** Your objective **
For the copy, please give all of the data again exactly and leave the pictures out.

** Records to use **
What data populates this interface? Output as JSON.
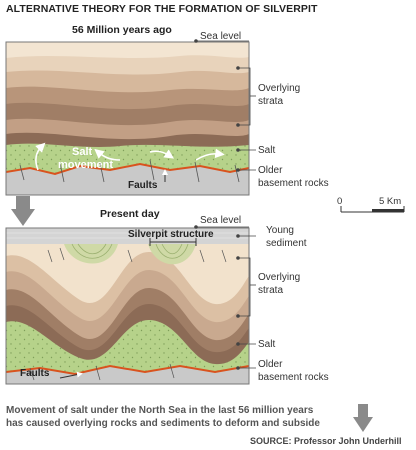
{
  "title": "ALTERNATIVE THEORY FOR THE FORMATION OF SILVERPIT",
  "panels": {
    "past": {
      "era_label": "56 Million years ago",
      "labels": {
        "sea_level": "Sea level",
        "overlying_strata_1": "Overlying",
        "overlying_strata_2": "strata",
        "salt": "Salt",
        "older_1": "Older",
        "older_2": "basement rocks",
        "salt_movement_1": "Salt",
        "salt_movement_2": "movement",
        "faults": "Faults"
      }
    },
    "present": {
      "era_label": "Present day",
      "labels": {
        "sea_level": "Sea level",
        "young_sediment_1": "Young",
        "young_sediment_2": "sediment",
        "silverpit_structure": "Silverpit structure",
        "overlying_strata_1": "Overlying",
        "overlying_strata_2": "strata",
        "salt": "Salt",
        "older_1": "Older",
        "older_2": "basement rocks",
        "faults": "Faults"
      }
    }
  },
  "scale_bar": {
    "start": "0",
    "end": "5 Km"
  },
  "caption_1": "Movement of salt under the North Sea in the last 56 million years",
  "caption_2": "has caused overlying rocks and sediments to deform and subside",
  "source": "SOURCE: Professor John Underhill",
  "colors": {
    "strata_light": "#f2e2cc",
    "strata_mid": "#dcc0a4",
    "strata_dark": "#a07e66",
    "salt": "#b6d28a",
    "basement": "#c9c9c9",
    "fault_line": "#d9531e",
    "arrow": "#888888"
  }
}
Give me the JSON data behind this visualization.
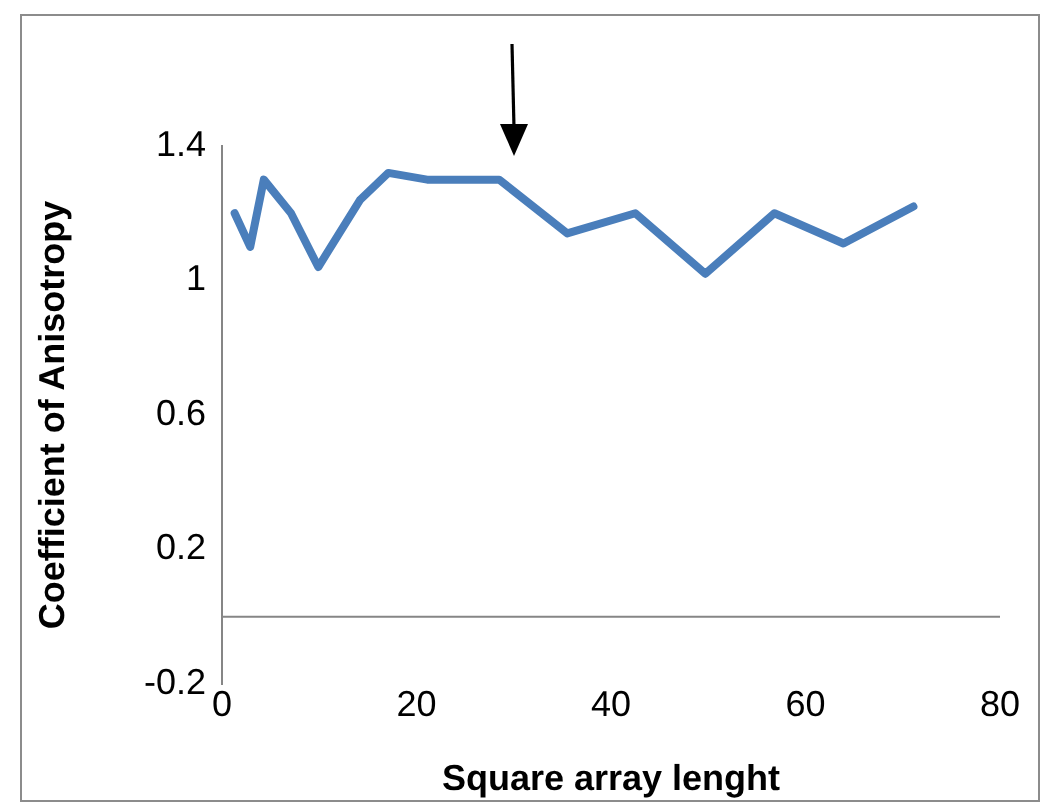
{
  "chart_data": {
    "type": "line",
    "xlabel": "Square array lenght",
    "ylabel": "Coefficient of Anisotropy",
    "x": [
      1.3,
      2.9,
      4.3,
      7.1,
      9.9,
      14.2,
      17.1,
      21.1,
      28.5,
      35.5,
      42.5,
      49.7,
      56.8,
      63.9,
      71.1
    ],
    "values": [
      1.2,
      1.1,
      1.3,
      1.2,
      1.04,
      1.24,
      1.32,
      1.3,
      1.3,
      1.14,
      1.2,
      1.02,
      1.2,
      1.11,
      1.22
    ],
    "color": "#4a7ebb",
    "xlim": [
      0,
      80
    ],
    "xticks": [
      0,
      20,
      40,
      60,
      80
    ],
    "ylim": [
      -0.2,
      1.4
    ],
    "yticks": [
      -0.2,
      0.2,
      0.6,
      1,
      1.4
    ],
    "grid": false,
    "marker": "none",
    "line_style": "solid"
  }
}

** Result for this task **
What data populates this interface? Output as JSON.
{
  "title": "ALTERNATIVE THEORY FOR THE FORMATION OF SILVERPIT",
  "panels": {
    "past": {
      "era_label": "56 Million years ago",
      "labels": {
        "sea_level": "Sea level",
        "overlying_strata_1": "Overlying",
        "overlying_strata_2": "strata",
        "salt": "Salt",
        "older_1": "Older",
        "older_2": "basement rocks",
        "salt_movement_1": "Salt",
        "salt_movement_2": "movement",
        "faults": "Faults"
      }
    },
    "present": {
      "era_label": "Present day",
      "labels": {
        "sea_level": "Sea level",
        "young_sediment_1": "Young",
        "young_sediment_2": "sediment",
        "silverpit_structure": "Silverpit structure",
        "overlying_strata_1": "Overlying",
        "overlying_strata_2": "strata",
        "salt": "Salt",
        "older_1": "Older",
        "older_2": "basement rocks",
        "faults": "Faults"
      }
    }
  },
  "scale_bar": {
    "start": "0",
    "end": "5 Km"
  },
  "caption_1": "Movement of salt under the North Sea in the last 56 million years",
  "caption_2": "has caused overlying rocks and sediments to deform and subside",
  "source": "SOURCE: Professor John Underhill",
  "colors": {
    "strata_light": "#f2e2cc",
    "strata_mid": "#dcc0a4",
    "strata_dark": "#a07e66",
    "salt": "#b6d28a",
    "basement": "#c9c9c9",
    "fault_line": "#d9531e",
    "arrow": "#888888"
  }
}
Give me the JSON data behind this visualization.
{
  "chart_data": {
    "type": "line",
    "xlabel": "Square array lenght",
    "ylabel": "Coefficient of Anisotropy",
    "x": [
      1.3,
      2.9,
      4.3,
      7.1,
      9.9,
      14.2,
      17.1,
      21.1,
      28.5,
      35.5,
      42.5,
      49.7,
      56.8,
      63.9,
      71.1
    ],
    "values": [
      1.2,
      1.1,
      1.3,
      1.2,
      1.04,
      1.24,
      1.32,
      1.3,
      1.3,
      1.14,
      1.2,
      1.02,
      1.2,
      1.11,
      1.22
    ],
    "color": "#4a7ebb",
    "xlim": [
      0,
      80
    ],
    "xticks": [
      0,
      20,
      40,
      60,
      80
    ],
    "ylim": [
      -0.2,
      1.4
    ],
    "yticks": [
      -0.2,
      0.2,
      0.6,
      1,
      1.4
    ],
    "grid": false,
    "marker": "none",
    "line_style": "solid"
  }
}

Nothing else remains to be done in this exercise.